◆ To be done ◆
Pull out each line of the material below that contains the string "axis", matching case exactly.

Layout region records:

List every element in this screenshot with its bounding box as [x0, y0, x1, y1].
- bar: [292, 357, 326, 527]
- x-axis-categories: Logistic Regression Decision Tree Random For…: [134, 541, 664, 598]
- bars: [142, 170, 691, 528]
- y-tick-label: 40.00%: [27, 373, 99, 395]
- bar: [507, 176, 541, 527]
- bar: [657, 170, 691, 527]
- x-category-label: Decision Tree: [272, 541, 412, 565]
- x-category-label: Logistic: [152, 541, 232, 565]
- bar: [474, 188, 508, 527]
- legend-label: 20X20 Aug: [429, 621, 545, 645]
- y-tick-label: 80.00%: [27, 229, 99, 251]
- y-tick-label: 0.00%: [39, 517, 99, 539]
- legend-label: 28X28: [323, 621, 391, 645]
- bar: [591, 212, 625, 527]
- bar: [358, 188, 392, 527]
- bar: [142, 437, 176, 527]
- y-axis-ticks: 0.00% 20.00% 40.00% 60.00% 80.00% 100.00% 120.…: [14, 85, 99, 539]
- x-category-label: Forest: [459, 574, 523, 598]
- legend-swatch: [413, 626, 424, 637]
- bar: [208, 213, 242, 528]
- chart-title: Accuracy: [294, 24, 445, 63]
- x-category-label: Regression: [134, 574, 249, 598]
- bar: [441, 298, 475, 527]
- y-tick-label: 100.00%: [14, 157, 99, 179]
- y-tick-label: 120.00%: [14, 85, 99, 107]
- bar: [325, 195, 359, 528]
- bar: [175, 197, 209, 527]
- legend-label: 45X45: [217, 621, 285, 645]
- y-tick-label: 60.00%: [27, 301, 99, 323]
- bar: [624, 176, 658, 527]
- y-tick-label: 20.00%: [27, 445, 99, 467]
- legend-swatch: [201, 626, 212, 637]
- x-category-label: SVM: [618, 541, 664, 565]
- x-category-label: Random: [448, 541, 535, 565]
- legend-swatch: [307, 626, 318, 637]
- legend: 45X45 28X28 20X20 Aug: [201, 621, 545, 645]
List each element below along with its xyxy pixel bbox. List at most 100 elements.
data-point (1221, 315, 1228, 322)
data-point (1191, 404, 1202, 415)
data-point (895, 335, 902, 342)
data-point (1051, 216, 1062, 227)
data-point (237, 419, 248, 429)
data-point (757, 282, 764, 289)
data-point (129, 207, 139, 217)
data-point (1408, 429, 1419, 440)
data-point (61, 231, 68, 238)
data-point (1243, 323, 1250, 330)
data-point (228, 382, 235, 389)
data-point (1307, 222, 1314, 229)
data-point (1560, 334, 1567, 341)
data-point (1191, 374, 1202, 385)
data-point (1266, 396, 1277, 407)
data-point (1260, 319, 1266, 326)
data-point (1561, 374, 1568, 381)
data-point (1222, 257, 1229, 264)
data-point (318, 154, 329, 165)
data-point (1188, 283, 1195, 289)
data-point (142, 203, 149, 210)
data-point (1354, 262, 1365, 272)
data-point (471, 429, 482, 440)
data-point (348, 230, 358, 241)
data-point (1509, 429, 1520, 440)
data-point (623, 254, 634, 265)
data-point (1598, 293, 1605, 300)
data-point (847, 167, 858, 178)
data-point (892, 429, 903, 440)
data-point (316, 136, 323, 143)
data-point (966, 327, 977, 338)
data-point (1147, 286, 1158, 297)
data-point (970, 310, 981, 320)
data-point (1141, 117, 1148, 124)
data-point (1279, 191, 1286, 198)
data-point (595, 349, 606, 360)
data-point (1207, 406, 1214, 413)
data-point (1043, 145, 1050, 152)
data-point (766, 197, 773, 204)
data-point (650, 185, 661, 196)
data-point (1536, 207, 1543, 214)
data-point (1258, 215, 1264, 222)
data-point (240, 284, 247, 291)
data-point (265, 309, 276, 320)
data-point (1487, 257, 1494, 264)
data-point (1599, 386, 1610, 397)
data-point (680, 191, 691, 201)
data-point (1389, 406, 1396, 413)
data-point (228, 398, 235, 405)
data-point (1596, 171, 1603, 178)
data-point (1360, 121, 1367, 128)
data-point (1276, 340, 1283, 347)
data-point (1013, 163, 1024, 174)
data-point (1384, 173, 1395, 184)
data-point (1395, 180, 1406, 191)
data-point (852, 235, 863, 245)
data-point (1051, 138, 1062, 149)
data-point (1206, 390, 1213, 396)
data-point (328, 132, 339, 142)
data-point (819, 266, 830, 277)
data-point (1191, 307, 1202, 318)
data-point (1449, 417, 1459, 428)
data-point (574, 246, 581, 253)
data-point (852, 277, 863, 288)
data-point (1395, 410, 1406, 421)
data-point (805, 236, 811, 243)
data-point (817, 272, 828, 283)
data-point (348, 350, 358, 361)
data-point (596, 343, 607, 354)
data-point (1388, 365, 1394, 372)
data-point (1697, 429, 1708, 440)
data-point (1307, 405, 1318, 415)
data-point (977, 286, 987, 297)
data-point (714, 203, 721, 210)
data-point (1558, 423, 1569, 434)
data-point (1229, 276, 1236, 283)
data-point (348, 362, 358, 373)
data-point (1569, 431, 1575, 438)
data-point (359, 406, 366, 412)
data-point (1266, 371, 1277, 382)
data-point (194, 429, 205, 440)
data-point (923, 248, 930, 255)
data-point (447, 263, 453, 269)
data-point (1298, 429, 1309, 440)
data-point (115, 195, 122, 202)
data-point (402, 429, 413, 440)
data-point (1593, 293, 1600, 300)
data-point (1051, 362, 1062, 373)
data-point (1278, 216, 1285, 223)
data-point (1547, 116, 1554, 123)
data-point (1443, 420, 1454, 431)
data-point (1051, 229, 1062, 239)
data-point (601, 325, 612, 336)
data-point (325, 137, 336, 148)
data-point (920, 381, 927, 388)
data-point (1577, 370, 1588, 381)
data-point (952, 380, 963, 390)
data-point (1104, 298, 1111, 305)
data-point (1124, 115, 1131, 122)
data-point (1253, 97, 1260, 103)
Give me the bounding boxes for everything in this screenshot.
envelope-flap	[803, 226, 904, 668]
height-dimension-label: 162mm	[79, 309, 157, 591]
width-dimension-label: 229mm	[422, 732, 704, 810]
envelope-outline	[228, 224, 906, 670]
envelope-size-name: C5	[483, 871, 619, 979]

◆ Response to the task ◆
- x-axis-categories: Logistic Regression Decision Tree Random For…: [134, 541, 664, 598]
- y-axis-ticks: 0.00% 20.00% 40.00% 60.00% 80.00% 100.00% 120.…: [14, 85, 99, 539]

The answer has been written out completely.